Set every record down verbatim and omit the pictures.

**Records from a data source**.
******

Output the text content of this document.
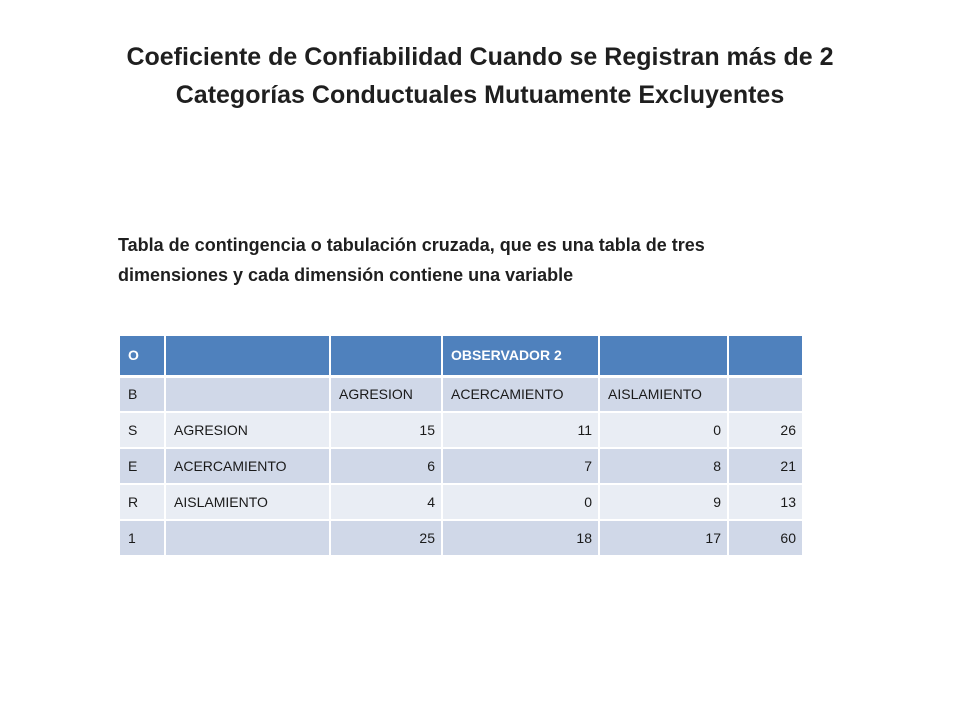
Coeficiente de Confiabilidad Cuando se Registran más de 2
Categorías Conductuales Mutuamente Excluyentes
Tabla de contingencia o tabulación cruzada, que es una tabla de tres
dimensiones y cada dimensión contiene una variable
O			OBSERVADOR 2		
B		AGRESION	ACERCAMIENTO	AISLAMIENTO	
S	AGRESION	15	11	0	26
E	ACERCAMIENTO	6	7	8	21
R	AISLAMIENTO	4	0	9	13
1		25	18	17	60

******

**Exercise response**.
Output the text content of this document.
Coeficiente de Confiabilidad Cuando se Registran más de 2
Categorías Conductuales Mutuamente Excluyentes
Tabla de contingencia o tabulación cruzada, que es una tabla de tres
dimensiones y cada dimensión contiene una variable
O			OBSERVADOR 2		
B		AGRESION	ACERCAMIENTO	AISLAMIENTO	
S	AGRESION	15	11	0	26
E	ACERCAMIENTO	6	7	8	21
R	AISLAMIENTO	4	0	9	13
1		25	18	17	60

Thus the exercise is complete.